**THE TASK**
Collect all lines containing the word "source" from the data.

════════════════════

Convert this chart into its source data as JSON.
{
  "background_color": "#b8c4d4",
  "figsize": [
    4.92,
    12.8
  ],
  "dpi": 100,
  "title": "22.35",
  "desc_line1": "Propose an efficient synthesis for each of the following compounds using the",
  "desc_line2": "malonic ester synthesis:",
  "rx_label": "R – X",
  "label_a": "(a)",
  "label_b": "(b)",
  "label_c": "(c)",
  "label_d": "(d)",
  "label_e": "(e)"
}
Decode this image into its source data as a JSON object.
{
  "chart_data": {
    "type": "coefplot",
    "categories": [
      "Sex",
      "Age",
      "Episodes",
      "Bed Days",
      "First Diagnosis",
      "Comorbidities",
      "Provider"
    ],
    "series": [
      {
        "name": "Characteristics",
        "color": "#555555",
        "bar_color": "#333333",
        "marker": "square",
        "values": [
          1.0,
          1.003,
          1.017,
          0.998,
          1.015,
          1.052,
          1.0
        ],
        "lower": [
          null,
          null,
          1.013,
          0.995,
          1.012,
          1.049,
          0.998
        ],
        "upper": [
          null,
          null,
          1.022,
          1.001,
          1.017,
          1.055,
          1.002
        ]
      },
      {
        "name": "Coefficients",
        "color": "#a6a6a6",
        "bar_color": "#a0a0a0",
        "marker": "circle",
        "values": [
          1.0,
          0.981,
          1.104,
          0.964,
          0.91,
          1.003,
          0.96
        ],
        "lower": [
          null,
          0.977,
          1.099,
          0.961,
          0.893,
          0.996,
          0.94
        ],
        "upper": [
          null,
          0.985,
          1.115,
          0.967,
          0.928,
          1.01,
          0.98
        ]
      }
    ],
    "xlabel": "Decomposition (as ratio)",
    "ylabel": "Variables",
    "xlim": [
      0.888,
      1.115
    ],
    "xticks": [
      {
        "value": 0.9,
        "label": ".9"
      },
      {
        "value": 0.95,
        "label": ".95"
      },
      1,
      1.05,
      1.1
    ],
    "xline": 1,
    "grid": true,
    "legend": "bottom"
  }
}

════════════════════

**THE OUTPUT**
Convert this chart into its source data as JSON.
Decode this image into its source data as a JSON object.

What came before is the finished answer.